** Start of ENTRIES SHOWN **

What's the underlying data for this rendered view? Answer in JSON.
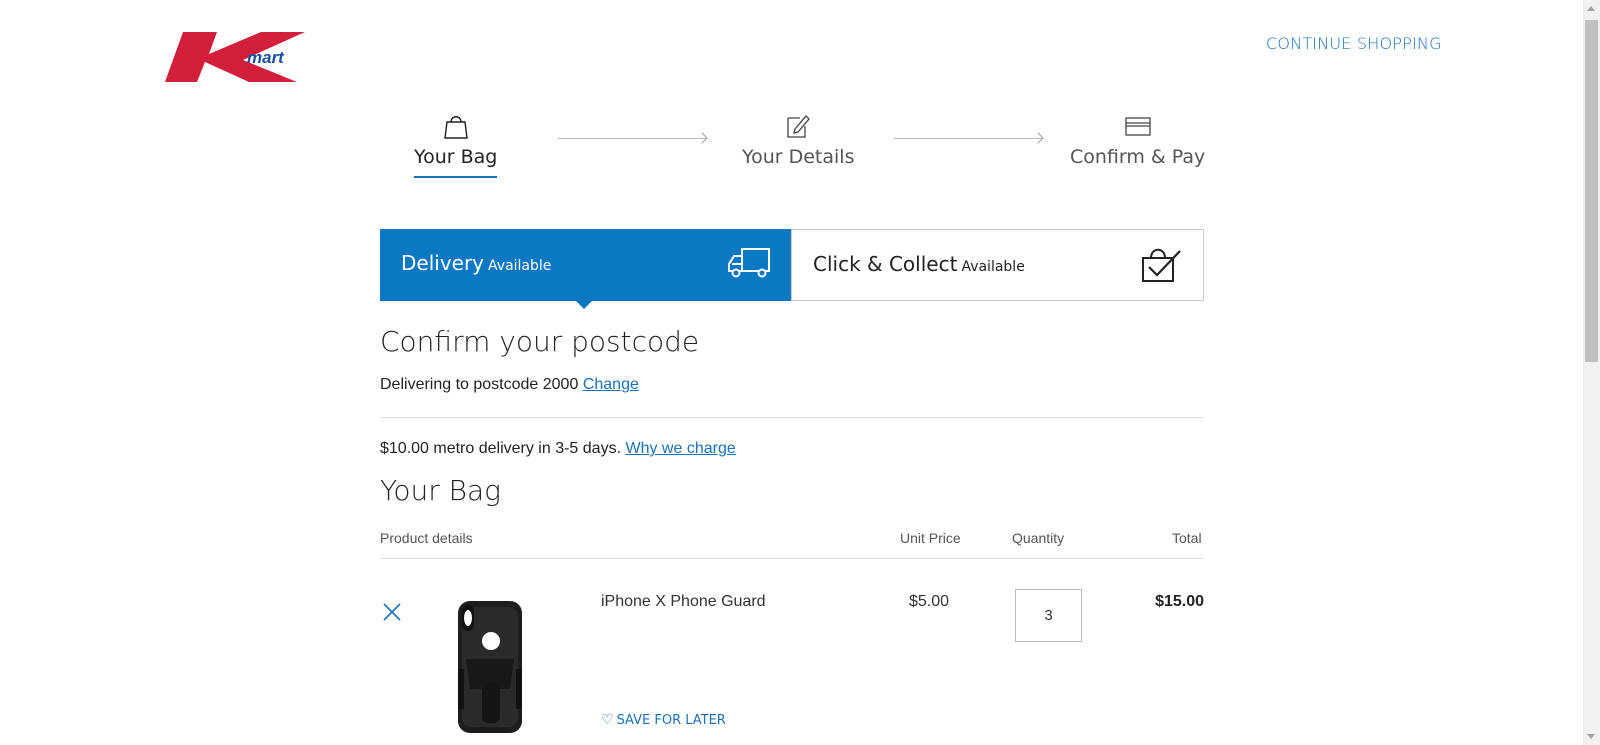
{
  "header": {
    "logo_text": "Kmart",
    "continue_label": "CONTINUE SHOPPING"
  },
  "steps": [
    {
      "label": "Your Bag",
      "icon": "bag-icon",
      "active": true
    },
    {
      "label": "Your Details",
      "icon": "edit-icon",
      "active": false
    },
    {
      "label": "Confirm & Pay",
      "icon": "card-icon",
      "active": false
    }
  ],
  "tabs": {
    "delivery": {
      "title": "Delivery",
      "status": "Available"
    },
    "collect": {
      "title": "Click & Collect",
      "status": "Available"
    }
  },
  "postcode": {
    "heading": "Confirm your postcode",
    "text": "Delivering to postcode 2000",
    "change_label": "Change"
  },
  "metro": {
    "text": "$10.00 metro delivery in 3-5 days.",
    "link": "Why we charge"
  },
  "bag": {
    "heading": "Your Bag",
    "columns": {
      "product": "Product details",
      "unit": "Unit Price",
      "qty": "Quantity",
      "total": "Total"
    },
    "items": [
      {
        "name": "iPhone X Phone Guard",
        "unit_price": "$5.00",
        "quantity": "3",
        "total": "$15.00",
        "save_label": "SAVE FOR LATER"
      }
    ]
  },
  "colors": {
    "brand_red": "#d21f3c",
    "accent_blue": "#0a78c2",
    "link_blue": "#1a73b8"
  }
}
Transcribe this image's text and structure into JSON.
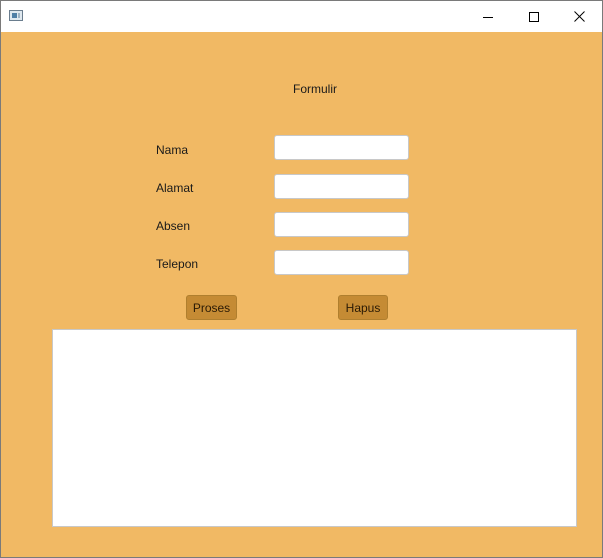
{
  "window": {
    "title": "",
    "icons": {
      "app": "app-window-icon",
      "minimize": "minimize-icon",
      "maximize": "maximize-icon",
      "close": "close-icon"
    }
  },
  "form": {
    "title": "Formulir",
    "fields": [
      {
        "label": "Nama",
        "value": "",
        "placeholder": ""
      },
      {
        "label": "Alamat",
        "value": "",
        "placeholder": ""
      },
      {
        "label": "Absen",
        "value": "",
        "placeholder": ""
      },
      {
        "label": "Telepon",
        "value": "",
        "placeholder": ""
      }
    ],
    "buttons": {
      "proses": "Proses",
      "hapus": "Hapus"
    },
    "output_text": ""
  },
  "colors": {
    "background": "#f1b964",
    "button": "#c58b34",
    "titlebar": "#ffffff"
  }
}
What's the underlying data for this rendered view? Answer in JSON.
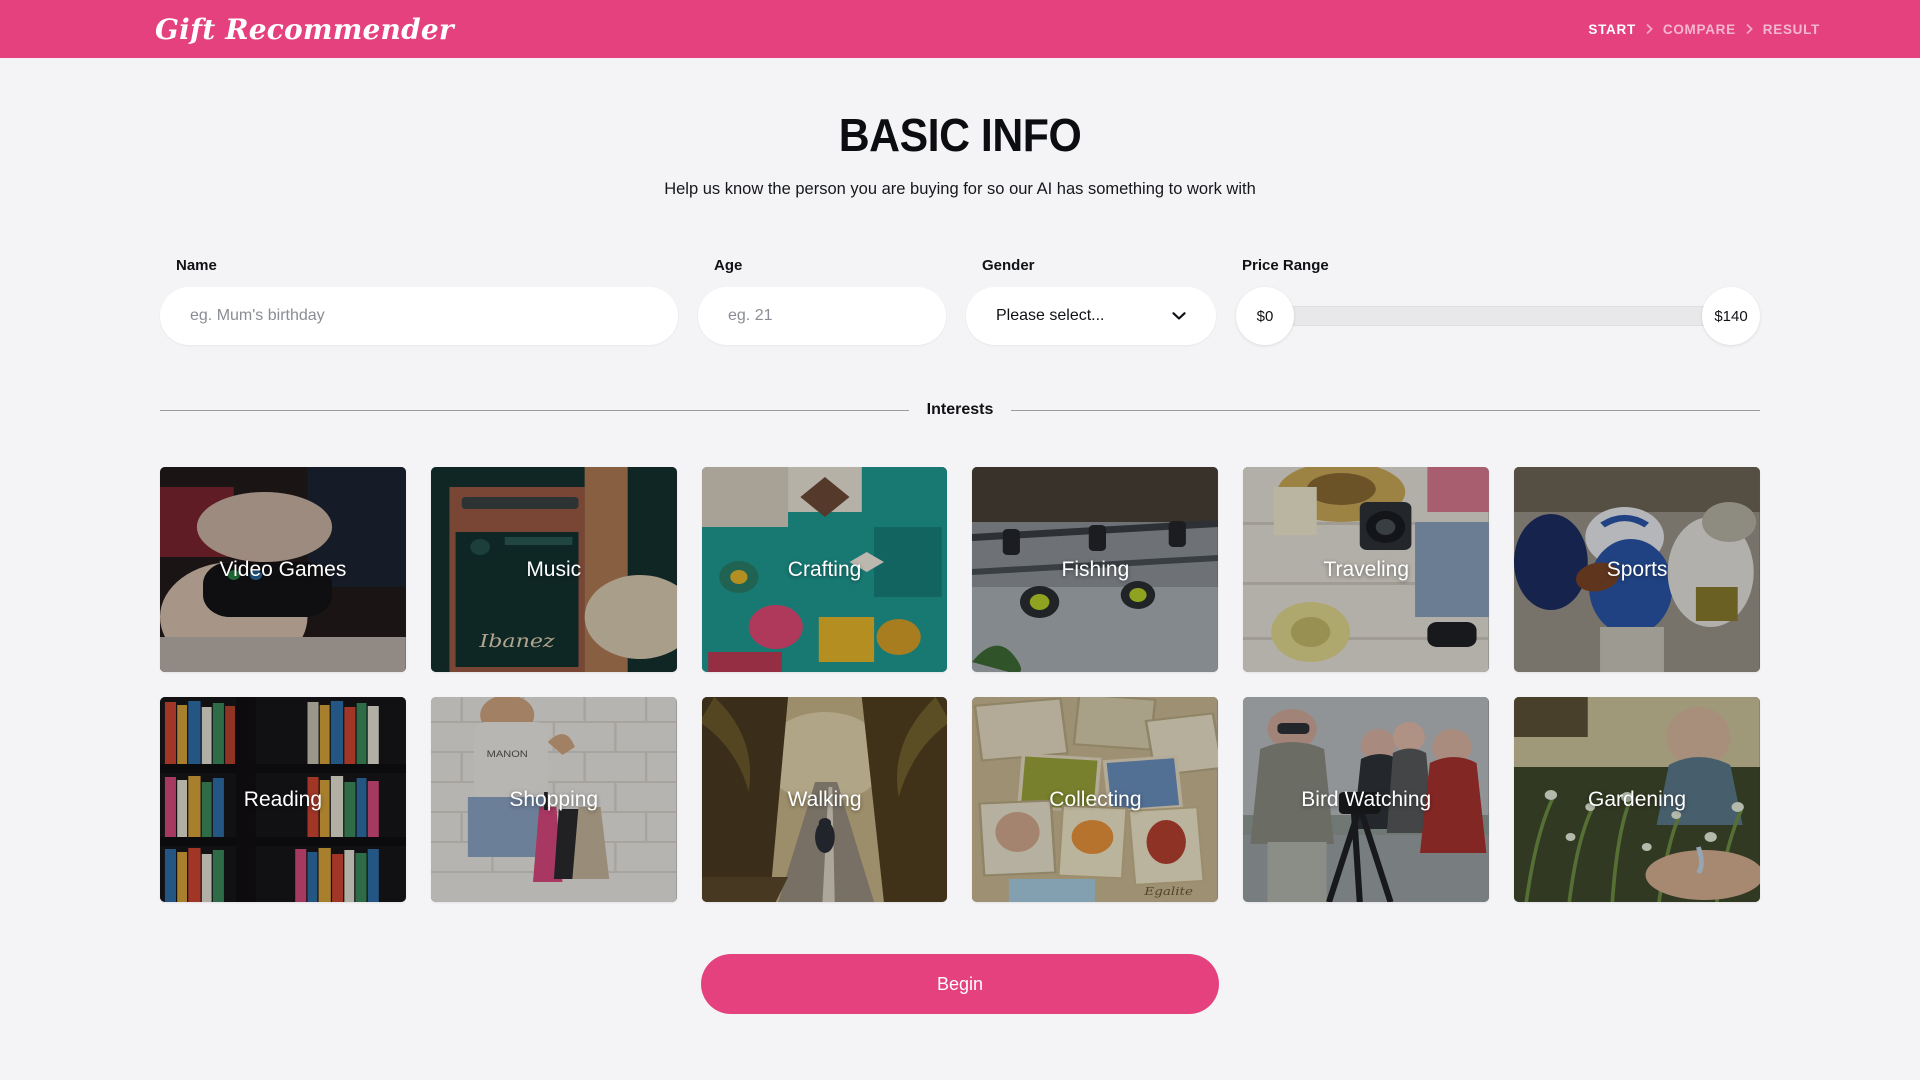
{
  "header": {
    "brand": "Gift Recommender",
    "brand_color": "#ffffff",
    "bar_color": "#e4417e",
    "breadcrumb": {
      "separator_icon": "chevron-right-icon",
      "items": [
        {
          "label": "START",
          "active": true
        },
        {
          "label": "COMPARE",
          "active": false
        },
        {
          "label": "RESULT",
          "active": false
        }
      ]
    }
  },
  "main": {
    "title": "BASIC INFO",
    "subtitle": "Help us know the person you are buying for so our AI has something to work with",
    "background_color": "#f4f4f6"
  },
  "form": {
    "name": {
      "label": "Name",
      "placeholder": "eg. Mum's birthday",
      "value": ""
    },
    "age": {
      "label": "Age",
      "placeholder": "eg. 21",
      "value": ""
    },
    "gender": {
      "label": "Gender",
      "selected": "Please select...",
      "chevron_icon": "chevron-down-icon",
      "options": [
        "Please select..."
      ]
    },
    "price": {
      "label": "Price Range",
      "min_label": "$0",
      "max_label": "$140",
      "min_value": 0,
      "max_value": 140,
      "track_color": "#e8e8ea"
    }
  },
  "interests": {
    "divider_label": "Interests",
    "cards": [
      {
        "label": "Video Games",
        "art": "video-games"
      },
      {
        "label": "Music",
        "art": "music"
      },
      {
        "label": "Crafting",
        "art": "crafting"
      },
      {
        "label": "Fishing",
        "art": "fishing"
      },
      {
        "label": "Traveling",
        "art": "traveling"
      },
      {
        "label": "Sports",
        "art": "sports"
      },
      {
        "label": "Reading",
        "art": "reading"
      },
      {
        "label": "Shopping",
        "art": "shopping"
      },
      {
        "label": "Walking",
        "art": "walking"
      },
      {
        "label": "Collecting",
        "art": "collecting"
      },
      {
        "label": "Bird Watching",
        "art": "bird-watching"
      },
      {
        "label": "Gardening",
        "art": "gardening"
      }
    ]
  },
  "footer": {
    "begin_label": "Begin",
    "begin_color": "#e4417e"
  }
}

** End of ENTRIES SHOWN **

**EXERCISE**
All the lines above are to be given again exactly as they read, with the pictures removed.

**REPLY**
What's the underlying data for this rendered view? Answer in JSON.
{
  "header": {
    "logo_text": "Kmart",
    "continue_label": "CONTINUE SHOPPING"
  },
  "steps": [
    {
      "label": "Your Bag",
      "icon": "bag-icon",
      "active": true
    },
    {
      "label": "Your Details",
      "icon": "edit-icon",
      "active": false
    },
    {
      "label": "Confirm & Pay",
      "icon": "card-icon",
      "active": false
    }
  ],
  "tabs": {
    "delivery": {
      "title": "Delivery",
      "status": "Available"
    },
    "collect": {
      "title": "Click & Collect",
      "status": "Available"
    }
  },
  "postcode": {
    "heading": "Confirm your postcode",
    "text": "Delivering to postcode 2000",
    "change_label": "Change"
  },
  "metro": {
    "text": "$10.00 metro delivery in 3-5 days.",
    "link": "Why we charge"
  },
  "bag": {
    "heading": "Your Bag",
    "columns": {
      "product": "Product details",
      "unit": "Unit Price",
      "qty": "Quantity",
      "total": "Total"
    },
    "items": [
      {
        "name": "iPhone X Phone Guard",
        "unit_price": "$5.00",
        "quantity": "3",
        "total": "$15.00",
        "save_label": "SAVE FOR LATER"
      }
    ]
  },
  "colors": {
    "brand_red": "#d21f3c",
    "accent_blue": "#0a78c2",
    "link_blue": "#1a73b8"
  }
}
Transcribe this image's text and structure into JSON.
{
  "window": {
    "title": "",
    "icons": {
      "app": "app-window-icon",
      "minimize": "minimize-icon",
      "maximize": "maximize-icon",
      "close": "close-icon"
    }
  },
  "form": {
    "title": "Formulir",
    "fields": [
      {
        "label": "Nama",
        "value": "",
        "placeholder": ""
      },
      {
        "label": "Alamat",
        "value": "",
        "placeholder": ""
      },
      {
        "label": "Absen",
        "value": "",
        "placeholder": ""
      },
      {
        "label": "Telepon",
        "value": "",
        "placeholder": ""
      }
    ],
    "buttons": {
      "proses": "Proses",
      "hapus": "Hapus"
    },
    "output_text": ""
  },
  "colors": {
    "background": "#f1b964",
    "button": "#c58b34",
    "titlebar": "#ffffff"
  }
}
What's the underlying data for this rendered view? Answer in JSON.
{
  "header": {
    "brand": "Gift Recommender",
    "brand_color": "#ffffff",
    "bar_color": "#e4417e",
    "breadcrumb": {
      "separator_icon": "chevron-right-icon",
      "items": [
        {
          "label": "START",
          "active": true
        },
        {
          "label": "COMPARE",
          "active": false
        },
        {
          "label": "RESULT",
          "active": false
        }
      ]
    }
  },
  "main": {
    "title": "BASIC INFO",
    "subtitle": "Help us know the person you are buying for so our AI has something to work with",
    "background_color": "#f4f4f6"
  },
  "form": {
    "name": {
      "label": "Name",
      "placeholder": "eg. Mum's birthday",
      "value": ""
    },
    "age": {
      "label": "Age",
      "placeholder": "eg. 21",
      "value": ""
    },
    "gender": {
      "label": "Gender",
      "selected": "Please select...",
      "chevron_icon": "chevron-down-icon",
      "options": [
        "Please select..."
      ]
    },
    "price": {
      "label": "Price Range",
      "min_label": "$0",
      "max_label": "$140",
      "min_value": 0,
      "max_value": 140,
      "track_color": "#e8e8ea"
    }
  },
  "interests": {
    "divider_label": "Interests",
    "cards": [
      {
        "label": "Video Games",
        "art": "video-games"
      },
      {
        "label": "Music",
        "art": "music"
      },
      {
        "label": "Crafting",
        "art": "crafting"
      },
      {
        "label": "Fishing",
        "art": "fishing"
      },
      {
        "label": "Traveling",
        "art": "traveling"
      },
      {
        "label": "Sports",
        "art": "sports"
      },
      {
        "label": "Reading",
        "art": "reading"
      },
      {
        "label": "Shopping",
        "art": "shopping"
      },
      {
        "label": "Walking",
        "art": "walking"
      },
      {
        "label": "Collecting",
        "art": "collecting"
      },
      {
        "label": "Bird Watching",
        "art": "bird-watching"
      },
      {
        "label": "Gardening",
        "art": "gardening"
      }
    ]
  },
  "footer": {
    "begin_label": "Begin",
    "begin_color": "#e4417e"
  }
}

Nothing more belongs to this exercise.